## Task statement
Write out the listing below line by line, with every character unchanged.
::::
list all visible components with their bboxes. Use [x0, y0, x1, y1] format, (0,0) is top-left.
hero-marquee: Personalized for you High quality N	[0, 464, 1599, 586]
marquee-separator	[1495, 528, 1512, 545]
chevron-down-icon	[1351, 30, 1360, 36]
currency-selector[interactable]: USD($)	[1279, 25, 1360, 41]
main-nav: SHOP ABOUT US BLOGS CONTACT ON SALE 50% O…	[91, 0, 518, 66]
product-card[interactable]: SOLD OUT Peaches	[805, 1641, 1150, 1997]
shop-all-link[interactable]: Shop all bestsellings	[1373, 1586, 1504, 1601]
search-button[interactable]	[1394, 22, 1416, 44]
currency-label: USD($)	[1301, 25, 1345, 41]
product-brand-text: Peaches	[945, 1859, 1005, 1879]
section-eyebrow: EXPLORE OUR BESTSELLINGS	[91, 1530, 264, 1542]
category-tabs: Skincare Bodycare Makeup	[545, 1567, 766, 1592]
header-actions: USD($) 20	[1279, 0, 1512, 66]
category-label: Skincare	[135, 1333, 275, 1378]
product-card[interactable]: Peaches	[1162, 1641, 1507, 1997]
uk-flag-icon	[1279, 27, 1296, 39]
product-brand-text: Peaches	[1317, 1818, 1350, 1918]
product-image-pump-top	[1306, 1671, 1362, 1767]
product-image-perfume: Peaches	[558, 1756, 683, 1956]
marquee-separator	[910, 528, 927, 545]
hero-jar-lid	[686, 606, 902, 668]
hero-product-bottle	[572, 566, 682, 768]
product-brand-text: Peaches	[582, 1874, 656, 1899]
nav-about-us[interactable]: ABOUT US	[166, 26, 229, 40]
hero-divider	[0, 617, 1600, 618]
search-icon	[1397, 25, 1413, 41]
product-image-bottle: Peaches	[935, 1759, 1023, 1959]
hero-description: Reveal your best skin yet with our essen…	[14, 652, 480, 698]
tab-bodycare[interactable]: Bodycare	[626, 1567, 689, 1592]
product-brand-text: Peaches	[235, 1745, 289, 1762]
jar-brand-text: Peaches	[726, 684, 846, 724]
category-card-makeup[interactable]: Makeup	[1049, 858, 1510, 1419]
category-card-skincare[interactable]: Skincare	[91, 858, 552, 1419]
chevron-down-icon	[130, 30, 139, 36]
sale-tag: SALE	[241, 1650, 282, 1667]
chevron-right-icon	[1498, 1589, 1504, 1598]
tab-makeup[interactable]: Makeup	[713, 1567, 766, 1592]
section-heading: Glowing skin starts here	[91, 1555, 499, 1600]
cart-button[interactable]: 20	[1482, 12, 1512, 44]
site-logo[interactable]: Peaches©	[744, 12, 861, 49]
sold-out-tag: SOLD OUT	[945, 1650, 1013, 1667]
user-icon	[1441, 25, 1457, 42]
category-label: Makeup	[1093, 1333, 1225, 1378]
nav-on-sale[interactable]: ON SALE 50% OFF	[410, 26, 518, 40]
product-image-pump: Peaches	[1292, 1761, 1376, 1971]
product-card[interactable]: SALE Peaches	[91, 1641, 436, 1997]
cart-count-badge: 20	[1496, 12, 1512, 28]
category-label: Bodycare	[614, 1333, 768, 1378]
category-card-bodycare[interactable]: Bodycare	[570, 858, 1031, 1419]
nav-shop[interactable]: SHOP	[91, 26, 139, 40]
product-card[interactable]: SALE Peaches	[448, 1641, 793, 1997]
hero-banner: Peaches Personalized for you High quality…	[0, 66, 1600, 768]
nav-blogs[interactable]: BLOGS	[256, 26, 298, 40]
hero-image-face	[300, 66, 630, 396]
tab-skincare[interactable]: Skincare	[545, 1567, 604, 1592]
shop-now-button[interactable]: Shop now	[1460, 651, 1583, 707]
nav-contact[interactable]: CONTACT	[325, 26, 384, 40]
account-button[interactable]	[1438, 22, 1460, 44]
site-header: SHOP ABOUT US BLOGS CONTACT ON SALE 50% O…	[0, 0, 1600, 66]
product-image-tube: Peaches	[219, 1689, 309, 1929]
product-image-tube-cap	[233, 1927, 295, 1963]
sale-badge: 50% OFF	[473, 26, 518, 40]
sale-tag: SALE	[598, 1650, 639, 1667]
::::
## Finished task
list all visible components with their bboxes. Use [x0, y0, x1, y1] format, (0,0) is top-left.
hero-marquee: Personalized for you High quality N	[0, 464, 1599, 586]
marquee-separator	[1495, 528, 1512, 545]
chevron-down-icon	[1351, 30, 1360, 36]
currency-selector[interactable]: USD($)	[1279, 25, 1360, 41]
main-nav: SHOP ABOUT US BLOGS CONTACT ON SALE 50% O…	[91, 0, 518, 66]
product-card[interactable]: SOLD OUT Peaches	[805, 1641, 1150, 1997]
shop-all-link[interactable]: Shop all bestsellings	[1373, 1586, 1504, 1601]
search-button[interactable]	[1394, 22, 1416, 44]
currency-label: USD($)	[1301, 25, 1345, 41]
product-brand-text: Peaches	[945, 1859, 1005, 1879]
section-eyebrow: EXPLORE OUR BESTSELLINGS	[91, 1530, 264, 1542]
category-tabs: Skincare Bodycare Makeup	[545, 1567, 766, 1592]
header-actions: USD($) 20	[1279, 0, 1512, 66]
category-label: Skincare	[135, 1333, 275, 1378]
product-card[interactable]: Peaches	[1162, 1641, 1507, 1997]
uk-flag-icon	[1279, 27, 1296, 39]
product-brand-text: Peaches	[1317, 1818, 1350, 1918]
product-image-pump-top	[1306, 1671, 1362, 1767]
product-image-perfume: Peaches	[558, 1756, 683, 1956]
marquee-separator	[910, 528, 927, 545]
hero-jar-lid	[686, 606, 902, 668]
hero-product-bottle	[572, 566, 682, 768]
product-brand-text: Peaches	[582, 1874, 656, 1899]
nav-about-us[interactable]: ABOUT US	[166, 26, 229, 40]
hero-divider	[0, 617, 1600, 618]
search-icon	[1397, 25, 1413, 41]
product-image-bottle: Peaches	[935, 1759, 1023, 1959]
hero-description: Reveal your best skin yet with our essen…	[14, 652, 480, 698]
tab-bodycare[interactable]: Bodycare	[626, 1567, 689, 1592]
product-brand-text: Peaches	[235, 1745, 289, 1762]
jar-brand-text: Peaches	[726, 684, 846, 724]
category-card-makeup[interactable]: Makeup	[1049, 858, 1510, 1419]
category-card-skincare[interactable]: Skincare	[91, 858, 552, 1419]
chevron-down-icon	[130, 30, 139, 36]
sale-tag: SALE	[241, 1650, 282, 1667]
chevron-right-icon	[1498, 1589, 1504, 1598]
tab-makeup[interactable]: Makeup	[713, 1567, 766, 1592]
section-heading: Glowing skin starts here	[91, 1555, 499, 1600]
cart-button[interactable]: 20	[1482, 12, 1512, 44]
site-logo[interactable]: Peaches©	[744, 12, 861, 49]
sold-out-tag: SOLD OUT	[945, 1650, 1013, 1667]
user-icon	[1441, 25, 1457, 42]
category-label: Makeup	[1093, 1333, 1225, 1378]
nav-on-sale[interactable]: ON SALE 50% OFF	[410, 26, 518, 40]
product-image-pump: Peaches	[1292, 1761, 1376, 1971]
product-card[interactable]: SALE Peaches	[91, 1641, 436, 1997]
cart-count-badge: 20	[1496, 12, 1512, 28]
category-label: Bodycare	[614, 1333, 768, 1378]
category-card-bodycare[interactable]: Bodycare	[570, 858, 1031, 1419]
nav-shop[interactable]: SHOP	[91, 26, 139, 40]
product-card[interactable]: SALE Peaches	[448, 1641, 793, 1997]
hero-banner: Peaches Personalized for you High quality…	[0, 66, 1600, 768]
nav-blogs[interactable]: BLOGS	[256, 26, 298, 40]
hero-image-face	[300, 66, 630, 396]
tab-skincare[interactable]: Skincare	[545, 1567, 604, 1592]
shop-now-button[interactable]: Shop now	[1460, 651, 1583, 707]
nav-contact[interactable]: CONTACT	[325, 26, 384, 40]
account-button[interactable]	[1438, 22, 1460, 44]
site-header: SHOP ABOUT US BLOGS CONTACT ON SALE 50% O…	[0, 0, 1600, 66]
product-image-tube: Peaches	[219, 1689, 309, 1929]
product-image-tube-cap	[233, 1927, 295, 1963]
sale-badge: 50% OFF	[473, 26, 518, 40]
sale-tag: SALE	[598, 1650, 639, 1667]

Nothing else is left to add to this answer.